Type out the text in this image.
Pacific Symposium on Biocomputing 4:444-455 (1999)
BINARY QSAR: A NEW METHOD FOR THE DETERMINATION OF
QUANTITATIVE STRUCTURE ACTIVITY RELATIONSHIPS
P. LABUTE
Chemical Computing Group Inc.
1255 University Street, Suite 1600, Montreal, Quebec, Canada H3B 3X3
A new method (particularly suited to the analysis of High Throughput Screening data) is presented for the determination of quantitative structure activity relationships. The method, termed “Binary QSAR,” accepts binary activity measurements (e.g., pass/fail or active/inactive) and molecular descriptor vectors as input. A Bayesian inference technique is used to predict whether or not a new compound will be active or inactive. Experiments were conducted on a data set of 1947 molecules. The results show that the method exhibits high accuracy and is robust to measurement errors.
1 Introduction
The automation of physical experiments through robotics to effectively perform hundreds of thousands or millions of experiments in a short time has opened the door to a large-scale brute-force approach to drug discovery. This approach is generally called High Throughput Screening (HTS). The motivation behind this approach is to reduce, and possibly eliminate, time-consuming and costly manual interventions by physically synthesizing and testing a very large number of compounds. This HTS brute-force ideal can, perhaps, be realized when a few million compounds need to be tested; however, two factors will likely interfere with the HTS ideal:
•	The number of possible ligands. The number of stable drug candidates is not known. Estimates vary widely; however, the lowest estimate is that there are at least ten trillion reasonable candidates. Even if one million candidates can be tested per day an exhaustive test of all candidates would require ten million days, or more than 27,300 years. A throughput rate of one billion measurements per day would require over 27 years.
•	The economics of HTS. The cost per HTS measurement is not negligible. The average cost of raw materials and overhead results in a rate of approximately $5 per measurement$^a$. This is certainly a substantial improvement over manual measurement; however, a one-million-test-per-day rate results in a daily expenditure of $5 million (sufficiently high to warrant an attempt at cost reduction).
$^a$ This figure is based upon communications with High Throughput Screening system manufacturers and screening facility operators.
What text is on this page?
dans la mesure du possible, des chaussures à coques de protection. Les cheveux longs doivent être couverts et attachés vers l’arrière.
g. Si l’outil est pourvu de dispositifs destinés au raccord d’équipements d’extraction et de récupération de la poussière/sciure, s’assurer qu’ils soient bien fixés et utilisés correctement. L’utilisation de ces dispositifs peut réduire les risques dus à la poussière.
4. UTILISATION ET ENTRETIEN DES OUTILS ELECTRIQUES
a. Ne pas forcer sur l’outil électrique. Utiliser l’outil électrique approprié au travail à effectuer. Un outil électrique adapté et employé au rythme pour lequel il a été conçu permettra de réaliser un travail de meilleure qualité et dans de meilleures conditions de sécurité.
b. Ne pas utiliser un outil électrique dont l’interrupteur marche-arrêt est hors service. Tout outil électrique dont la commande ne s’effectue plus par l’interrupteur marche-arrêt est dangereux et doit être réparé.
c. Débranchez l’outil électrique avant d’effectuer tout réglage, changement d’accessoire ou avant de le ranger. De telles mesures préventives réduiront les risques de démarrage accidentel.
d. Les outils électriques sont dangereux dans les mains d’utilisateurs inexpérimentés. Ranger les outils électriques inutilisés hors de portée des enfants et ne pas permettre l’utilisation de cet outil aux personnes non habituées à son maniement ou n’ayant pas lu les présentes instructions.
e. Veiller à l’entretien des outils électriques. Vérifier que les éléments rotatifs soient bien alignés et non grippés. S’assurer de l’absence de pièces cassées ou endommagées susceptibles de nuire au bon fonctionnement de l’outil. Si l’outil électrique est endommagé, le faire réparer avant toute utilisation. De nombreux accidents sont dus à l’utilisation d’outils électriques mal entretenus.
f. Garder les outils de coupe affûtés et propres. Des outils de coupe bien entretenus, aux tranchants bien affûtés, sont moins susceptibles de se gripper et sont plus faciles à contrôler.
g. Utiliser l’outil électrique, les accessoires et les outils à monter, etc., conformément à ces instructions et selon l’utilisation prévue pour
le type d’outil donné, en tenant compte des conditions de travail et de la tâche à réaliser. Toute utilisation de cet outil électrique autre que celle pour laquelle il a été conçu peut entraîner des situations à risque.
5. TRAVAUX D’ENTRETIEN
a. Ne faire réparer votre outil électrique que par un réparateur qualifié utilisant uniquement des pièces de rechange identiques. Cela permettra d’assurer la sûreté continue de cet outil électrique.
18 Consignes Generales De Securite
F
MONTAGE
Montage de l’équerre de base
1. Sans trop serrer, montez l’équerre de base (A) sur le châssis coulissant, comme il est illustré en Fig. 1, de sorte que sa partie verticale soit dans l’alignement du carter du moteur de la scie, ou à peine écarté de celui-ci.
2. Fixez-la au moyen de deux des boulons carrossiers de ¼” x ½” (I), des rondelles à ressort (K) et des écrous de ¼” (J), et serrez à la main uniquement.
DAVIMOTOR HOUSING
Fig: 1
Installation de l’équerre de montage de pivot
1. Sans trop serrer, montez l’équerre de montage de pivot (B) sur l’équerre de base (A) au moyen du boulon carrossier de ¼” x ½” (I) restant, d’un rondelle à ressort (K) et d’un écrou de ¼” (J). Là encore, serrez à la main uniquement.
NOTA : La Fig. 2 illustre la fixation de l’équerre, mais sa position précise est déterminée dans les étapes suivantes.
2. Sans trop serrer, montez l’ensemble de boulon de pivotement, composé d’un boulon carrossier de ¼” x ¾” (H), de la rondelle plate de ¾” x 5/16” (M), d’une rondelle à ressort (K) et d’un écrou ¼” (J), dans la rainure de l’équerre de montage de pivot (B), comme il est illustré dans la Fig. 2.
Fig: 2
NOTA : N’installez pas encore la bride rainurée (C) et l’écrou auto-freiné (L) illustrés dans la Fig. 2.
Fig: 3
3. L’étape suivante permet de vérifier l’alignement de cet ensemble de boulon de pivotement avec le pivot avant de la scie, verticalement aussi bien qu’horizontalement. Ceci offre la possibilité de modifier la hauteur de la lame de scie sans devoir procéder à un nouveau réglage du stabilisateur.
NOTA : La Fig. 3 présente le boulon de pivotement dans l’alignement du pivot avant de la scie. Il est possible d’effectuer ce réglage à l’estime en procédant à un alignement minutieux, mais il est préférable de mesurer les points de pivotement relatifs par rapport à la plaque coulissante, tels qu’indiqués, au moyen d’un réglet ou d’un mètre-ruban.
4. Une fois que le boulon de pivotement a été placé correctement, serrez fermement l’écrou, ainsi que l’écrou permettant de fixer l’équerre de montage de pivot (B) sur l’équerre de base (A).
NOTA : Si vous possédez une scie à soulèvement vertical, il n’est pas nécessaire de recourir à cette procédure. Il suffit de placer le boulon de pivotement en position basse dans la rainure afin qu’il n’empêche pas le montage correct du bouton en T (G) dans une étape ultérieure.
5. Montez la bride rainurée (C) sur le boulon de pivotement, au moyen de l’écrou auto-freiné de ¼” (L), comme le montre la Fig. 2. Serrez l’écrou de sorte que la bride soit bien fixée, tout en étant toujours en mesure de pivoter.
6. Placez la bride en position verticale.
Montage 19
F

:::

(Task requirements) Copy in full each line that holds the word "soit".

(Output below)
1. Sans trop serrer, montez l’équerre de base (A) sur le châssis coulissant, comme il est illustré en Fig. 1, de sorte que sa partie verticale soit dans l’alignement du carter du moteur de la scie, ou à peine écarté de celui-ci.
5. Montez la bride rainurée (C) sur le boulon de pivotement, au moyen de l’écrou auto-freiné de ¼” (L), comme le montre la Fig. 2. Serrez l’écrou de sorte que la bride soit bien fixée, tout en étant toujours en mesure de pivoter.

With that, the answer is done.